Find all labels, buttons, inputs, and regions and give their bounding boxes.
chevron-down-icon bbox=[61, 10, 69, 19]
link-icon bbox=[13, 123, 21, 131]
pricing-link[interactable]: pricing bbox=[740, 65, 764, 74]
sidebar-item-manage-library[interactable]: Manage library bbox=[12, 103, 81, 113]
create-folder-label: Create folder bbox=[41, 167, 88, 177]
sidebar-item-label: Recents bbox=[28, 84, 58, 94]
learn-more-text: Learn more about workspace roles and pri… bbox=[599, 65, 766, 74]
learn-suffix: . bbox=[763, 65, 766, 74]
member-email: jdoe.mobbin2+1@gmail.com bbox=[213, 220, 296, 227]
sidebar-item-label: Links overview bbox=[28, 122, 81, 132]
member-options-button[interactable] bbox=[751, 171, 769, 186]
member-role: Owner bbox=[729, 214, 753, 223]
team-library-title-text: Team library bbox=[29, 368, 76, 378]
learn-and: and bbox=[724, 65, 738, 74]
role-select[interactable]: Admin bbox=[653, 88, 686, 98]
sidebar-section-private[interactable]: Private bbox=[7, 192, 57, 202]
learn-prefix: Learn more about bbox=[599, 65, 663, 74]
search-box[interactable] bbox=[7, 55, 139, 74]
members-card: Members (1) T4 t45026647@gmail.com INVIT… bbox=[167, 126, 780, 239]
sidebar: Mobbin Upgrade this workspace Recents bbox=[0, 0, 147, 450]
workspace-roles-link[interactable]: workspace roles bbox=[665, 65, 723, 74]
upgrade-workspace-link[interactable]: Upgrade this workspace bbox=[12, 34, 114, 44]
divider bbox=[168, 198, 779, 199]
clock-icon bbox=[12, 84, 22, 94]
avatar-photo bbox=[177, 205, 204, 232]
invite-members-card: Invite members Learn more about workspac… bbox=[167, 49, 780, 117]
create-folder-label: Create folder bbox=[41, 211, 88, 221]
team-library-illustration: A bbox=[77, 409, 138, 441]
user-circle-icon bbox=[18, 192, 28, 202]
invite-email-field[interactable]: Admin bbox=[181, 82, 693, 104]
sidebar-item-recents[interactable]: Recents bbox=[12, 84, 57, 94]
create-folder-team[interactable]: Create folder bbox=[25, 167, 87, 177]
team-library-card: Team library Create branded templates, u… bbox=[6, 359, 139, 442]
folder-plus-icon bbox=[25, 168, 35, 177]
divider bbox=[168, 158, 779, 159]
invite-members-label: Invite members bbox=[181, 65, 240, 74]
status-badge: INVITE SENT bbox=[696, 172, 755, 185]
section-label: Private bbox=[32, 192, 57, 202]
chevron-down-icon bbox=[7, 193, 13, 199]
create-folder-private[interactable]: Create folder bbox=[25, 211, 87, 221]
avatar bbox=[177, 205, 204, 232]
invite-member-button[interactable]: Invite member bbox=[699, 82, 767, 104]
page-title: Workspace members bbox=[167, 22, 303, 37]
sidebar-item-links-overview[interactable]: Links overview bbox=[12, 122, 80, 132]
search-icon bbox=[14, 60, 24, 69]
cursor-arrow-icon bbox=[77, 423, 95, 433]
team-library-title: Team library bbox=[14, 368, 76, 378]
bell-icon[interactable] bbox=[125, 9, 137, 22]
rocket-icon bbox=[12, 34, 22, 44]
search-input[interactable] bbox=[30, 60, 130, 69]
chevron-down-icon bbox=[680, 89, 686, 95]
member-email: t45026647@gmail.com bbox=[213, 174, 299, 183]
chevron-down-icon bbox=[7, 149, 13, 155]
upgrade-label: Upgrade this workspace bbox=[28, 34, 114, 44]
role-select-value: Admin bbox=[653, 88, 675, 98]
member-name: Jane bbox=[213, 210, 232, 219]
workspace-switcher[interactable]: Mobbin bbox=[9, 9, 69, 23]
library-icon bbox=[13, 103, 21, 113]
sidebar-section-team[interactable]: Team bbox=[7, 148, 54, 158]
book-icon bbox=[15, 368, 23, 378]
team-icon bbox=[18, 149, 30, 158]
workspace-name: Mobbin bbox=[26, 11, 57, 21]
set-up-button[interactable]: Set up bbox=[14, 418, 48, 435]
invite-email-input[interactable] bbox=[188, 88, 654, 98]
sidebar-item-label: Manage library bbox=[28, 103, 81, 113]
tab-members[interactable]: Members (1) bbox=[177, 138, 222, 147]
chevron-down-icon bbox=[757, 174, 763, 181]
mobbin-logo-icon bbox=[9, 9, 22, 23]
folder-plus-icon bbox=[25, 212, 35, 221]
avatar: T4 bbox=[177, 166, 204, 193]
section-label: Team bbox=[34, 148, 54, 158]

Stated task
Reproduce every line of the entries above verbatim, keeping each character and the original order unchanged.

Written response
Find all labels, buttons, inputs, and regions and give their bounding boxes.
chevron-down-icon bbox=[61, 10, 69, 19]
link-icon bbox=[13, 123, 21, 131]
pricing-link[interactable]: pricing bbox=[740, 65, 764, 74]
sidebar-item-manage-library[interactable]: Manage library bbox=[12, 103, 81, 113]
create-folder-label: Create folder bbox=[41, 167, 88, 177]
sidebar-item-label: Recents bbox=[28, 84, 58, 94]
learn-more-text: Learn more about workspace roles and pri… bbox=[599, 65, 766, 74]
learn-suffix: . bbox=[763, 65, 766, 74]
member-email: jdoe.mobbin2+1@gmail.com bbox=[213, 220, 296, 227]
sidebar-item-label: Links overview bbox=[28, 122, 81, 132]
member-options-button[interactable] bbox=[751, 171, 769, 186]
member-role: Owner bbox=[729, 214, 753, 223]
team-library-title-text: Team library bbox=[29, 368, 76, 378]
learn-and: and bbox=[724, 65, 738, 74]
role-select[interactable]: Admin bbox=[653, 88, 686, 98]
sidebar-section-private[interactable]: Private bbox=[7, 192, 57, 202]
learn-prefix: Learn more about bbox=[599, 65, 663, 74]
search-box[interactable] bbox=[7, 55, 139, 74]
members-card: Members (1) T4 t45026647@gmail.com INVIT… bbox=[167, 126, 780, 239]
sidebar: Mobbin Upgrade this workspace Recents bbox=[0, 0, 147, 450]
workspace-roles-link[interactable]: workspace roles bbox=[665, 65, 723, 74]
upgrade-workspace-link[interactable]: Upgrade this workspace bbox=[12, 34, 114, 44]
divider bbox=[168, 198, 779, 199]
clock-icon bbox=[12, 84, 22, 94]
avatar-photo bbox=[177, 205, 204, 232]
invite-members-card: Invite members Learn more about workspac… bbox=[167, 49, 780, 117]
create-folder-label: Create folder bbox=[41, 211, 88, 221]
team-library-illustration: A bbox=[77, 409, 138, 441]
user-circle-icon bbox=[18, 192, 28, 202]
invite-email-field[interactable]: Admin bbox=[181, 82, 693, 104]
sidebar-item-recents[interactable]: Recents bbox=[12, 84, 57, 94]
create-folder-team[interactable]: Create folder bbox=[25, 167, 87, 177]
team-library-card: Team library Create branded templates, u… bbox=[6, 359, 139, 442]
folder-plus-icon bbox=[25, 168, 35, 177]
divider bbox=[168, 158, 779, 159]
invite-members-label: Invite members bbox=[181, 65, 240, 74]
status-badge: INVITE SENT bbox=[696, 172, 755, 185]
section-label: Private bbox=[32, 192, 57, 202]
chevron-down-icon bbox=[7, 193, 13, 199]
create-folder-private[interactable]: Create folder bbox=[25, 211, 87, 221]
avatar bbox=[177, 205, 204, 232]
invite-member-button[interactable]: Invite member bbox=[699, 82, 767, 104]
page-title: Workspace members bbox=[167, 22, 303, 37]
sidebar-item-links-overview[interactable]: Links overview bbox=[12, 122, 80, 132]
search-icon bbox=[14, 60, 24, 69]
cursor-arrow-icon bbox=[77, 423, 95, 433]
team-library-title: Team library bbox=[14, 368, 76, 378]
bell-icon[interactable] bbox=[125, 9, 137, 22]
rocket-icon bbox=[12, 34, 22, 44]
search-input[interactable] bbox=[30, 60, 130, 69]
chevron-down-icon bbox=[680, 89, 686, 95]
member-email: t45026647@gmail.com bbox=[213, 174, 299, 183]
chevron-down-icon bbox=[7, 149, 13, 155]
upgrade-label: Upgrade this workspace bbox=[28, 34, 114, 44]
role-select-value: Admin bbox=[653, 88, 675, 98]
member-name: Jane bbox=[213, 210, 232, 219]
workspace-switcher[interactable]: Mobbin bbox=[9, 9, 69, 23]
library-icon bbox=[13, 103, 21, 113]
sidebar-section-team[interactable]: Team bbox=[7, 148, 54, 158]
book-icon bbox=[15, 368, 23, 378]
team-icon bbox=[18, 149, 30, 158]
workspace-name: Mobbin bbox=[26, 11, 57, 21]
set-up-button[interactable]: Set up bbox=[14, 418, 48, 435]
invite-email-input[interactable] bbox=[188, 88, 654, 98]
sidebar-item-label: Manage library bbox=[28, 103, 81, 113]
tab-members[interactable]: Members (1) bbox=[177, 138, 222, 147]
chevron-down-icon bbox=[757, 174, 763, 181]
mobbin-logo-icon bbox=[9, 9, 22, 23]
folder-plus-icon bbox=[25, 212, 35, 221]
avatar: T4 bbox=[177, 166, 204, 193]
section-label: Team bbox=[34, 148, 54, 158]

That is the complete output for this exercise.